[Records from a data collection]
/---
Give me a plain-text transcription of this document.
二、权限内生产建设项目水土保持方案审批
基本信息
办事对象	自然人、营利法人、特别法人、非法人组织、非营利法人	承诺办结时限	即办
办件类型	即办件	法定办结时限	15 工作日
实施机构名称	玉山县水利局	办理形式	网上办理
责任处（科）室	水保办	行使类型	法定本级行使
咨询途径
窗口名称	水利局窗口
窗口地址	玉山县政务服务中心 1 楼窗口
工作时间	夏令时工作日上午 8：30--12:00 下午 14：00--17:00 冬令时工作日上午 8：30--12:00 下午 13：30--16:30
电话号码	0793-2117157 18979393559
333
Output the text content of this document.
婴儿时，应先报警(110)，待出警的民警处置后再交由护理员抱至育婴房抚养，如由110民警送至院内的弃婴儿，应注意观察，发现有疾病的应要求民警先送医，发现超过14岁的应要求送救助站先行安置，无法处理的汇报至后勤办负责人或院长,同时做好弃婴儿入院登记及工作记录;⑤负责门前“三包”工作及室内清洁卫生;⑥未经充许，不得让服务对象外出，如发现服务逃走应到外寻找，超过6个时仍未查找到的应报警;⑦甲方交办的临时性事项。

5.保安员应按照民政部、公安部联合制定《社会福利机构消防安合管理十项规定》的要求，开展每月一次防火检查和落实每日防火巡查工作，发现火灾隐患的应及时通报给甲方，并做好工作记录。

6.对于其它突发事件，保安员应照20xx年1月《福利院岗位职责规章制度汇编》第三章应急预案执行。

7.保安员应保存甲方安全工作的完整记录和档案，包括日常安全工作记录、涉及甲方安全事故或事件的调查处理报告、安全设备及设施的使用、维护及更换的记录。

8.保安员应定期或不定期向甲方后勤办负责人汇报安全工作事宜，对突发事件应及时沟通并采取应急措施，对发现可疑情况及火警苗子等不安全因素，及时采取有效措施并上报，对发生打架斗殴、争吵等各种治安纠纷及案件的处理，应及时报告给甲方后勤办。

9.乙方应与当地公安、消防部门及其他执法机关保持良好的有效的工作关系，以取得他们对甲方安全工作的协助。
\---
DESCRIPTION OF THE TASK:
Return, word for word, every line from the line with "Output the text content of this document." to the final line of the data.

ANSWER TO THIS EXERCISE:
Output the text content of this document.
婴儿时，应先报警(110)，待出警的民警处置后再交由护理员抱至育婴房抚养，如由110民警送至院内的弃婴儿，应注意观察，发现有疾病的应要求民警先送医，发现超过14岁的应要求送救助站先行安置，无法处理的汇报至后勤办负责人或院长,同时做好弃婴儿入院登记及工作记录;⑤负责门前“三包”工作及室内清洁卫生;⑥未经充许，不得让服务对象外出，如发现服务逃走应到外寻找，超过6个时仍未查找到的应报警;⑦甲方交办的临时性事项。

5.保安员应按照民政部、公安部联合制定《社会福利机构消防安合管理十项规定》的要求，开展每月一次防火检查和落实每日防火巡查工作，发现火灾隐患的应及时通报给甲方，并做好工作记录。

6.对于其它突发事件，保安员应照20xx年1月《福利院岗位职责规章制度汇编》第三章应急预案执行。

7.保安员应保存甲方安全工作的完整记录和档案，包括日常安全工作记录、涉及甲方安全事故或事件的调查处理报告、安全设备及设施的使用、维护及更换的记录。

8.保安员应定期或不定期向甲方后勤办负责人汇报安全工作事宜，对突发事件应及时沟通并采取应急措施，对发现可疑情况及火警苗子等不安全因素，及时采取有效措施并上报，对发生打架斗殴、争吵等各种治安纠纷及案件的处理，应及时报告给甲方后勤办。

9.乙方应与当地公安、消防部门及其他执法机关保持良好的有效的工作关系，以取得他们对甲方安全工作的协助。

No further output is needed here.